Every line of the material that follows must be printed again exactly.
>> BEGIN PROVIDED INFORMATION
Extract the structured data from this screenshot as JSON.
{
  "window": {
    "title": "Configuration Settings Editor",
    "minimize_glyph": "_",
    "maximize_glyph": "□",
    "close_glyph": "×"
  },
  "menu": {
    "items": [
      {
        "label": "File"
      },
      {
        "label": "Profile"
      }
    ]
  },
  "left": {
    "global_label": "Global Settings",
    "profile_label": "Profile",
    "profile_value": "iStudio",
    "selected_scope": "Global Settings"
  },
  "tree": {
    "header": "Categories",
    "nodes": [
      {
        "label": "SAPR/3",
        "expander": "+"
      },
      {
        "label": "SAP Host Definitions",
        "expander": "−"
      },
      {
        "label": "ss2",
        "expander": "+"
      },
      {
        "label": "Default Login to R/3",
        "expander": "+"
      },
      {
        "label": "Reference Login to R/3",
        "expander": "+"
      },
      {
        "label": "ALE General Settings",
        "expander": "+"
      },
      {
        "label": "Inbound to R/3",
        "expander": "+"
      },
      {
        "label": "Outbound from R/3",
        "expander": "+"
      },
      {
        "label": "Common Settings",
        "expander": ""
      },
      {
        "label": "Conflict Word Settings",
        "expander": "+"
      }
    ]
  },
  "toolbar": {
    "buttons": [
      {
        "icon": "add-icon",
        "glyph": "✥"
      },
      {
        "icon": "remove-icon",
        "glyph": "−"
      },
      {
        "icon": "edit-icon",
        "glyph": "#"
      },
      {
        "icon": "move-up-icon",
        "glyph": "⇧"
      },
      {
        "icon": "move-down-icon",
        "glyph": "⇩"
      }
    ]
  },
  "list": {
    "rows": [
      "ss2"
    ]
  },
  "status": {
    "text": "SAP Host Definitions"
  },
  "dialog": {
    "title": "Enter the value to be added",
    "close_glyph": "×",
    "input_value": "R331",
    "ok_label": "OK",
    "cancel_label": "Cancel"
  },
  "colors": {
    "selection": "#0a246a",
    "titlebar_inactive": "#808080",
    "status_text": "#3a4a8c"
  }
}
>> END PROVIDED INFORMATION
--- FINAL RESULT ---
Extract the structured data from this screenshot as JSON.
{
  "window": {
    "title": "Configuration Settings Editor",
    "minimize_glyph": "_",
    "maximize_glyph": "□",
    "close_glyph": "×"
  },
  "menu": {
    "items": [
      {
        "label": "File"
      },
      {
        "label": "Profile"
      }
    ]
  },
  "left": {
    "global_label": "Global Settings",
    "profile_label": "Profile",
    "profile_value": "iStudio",
    "selected_scope": "Global Settings"
  },
  "tree": {
    "header": "Categories",
    "nodes": [
      {
        "label": "SAPR/3",
        "expander": "+"
      },
      {
        "label": "SAP Host Definitions",
        "expander": "−"
      },
      {
        "label": "ss2",
        "expander": "+"
      },
      {
        "label": "Default Login to R/3",
        "expander": "+"
      },
      {
        "label": "Reference Login to R/3",
        "expander": "+"
      },
      {
        "label": "ALE General Settings",
        "expander": "+"
      },
      {
        "label": "Inbound to R/3",
        "expander": "+"
      },
      {
        "label": "Outbound from R/3",
        "expander": "+"
      },
      {
        "label": "Common Settings",
        "expander": ""
      },
      {
        "label": "Conflict Word Settings",
        "expander": "+"
      }
    ]
  },
  "toolbar": {
    "buttons": [
      {
        "icon": "add-icon",
        "glyph": "✥"
      },
      {
        "icon": "remove-icon",
        "glyph": "−"
      },
      {
        "icon": "edit-icon",
        "glyph": "#"
      },
      {
        "icon": "move-up-icon",
        "glyph": "⇧"
      },
      {
        "icon": "move-down-icon",
        "glyph": "⇩"
      }
    ]
  },
  "list": {
    "rows": [
      "ss2"
    ]
  },
  "status": {
    "text": "SAP Host Definitions"
  },
  "dialog": {
    "title": "Enter the value to be added",
    "close_glyph": "×",
    "input_value": "R331",
    "ok_label": "OK",
    "cancel_label": "Cancel"
  },
  "colors": {
    "selection": "#0a246a",
    "titlebar_inactive": "#808080",
    "status_text": "#3a4a8c"
  }
}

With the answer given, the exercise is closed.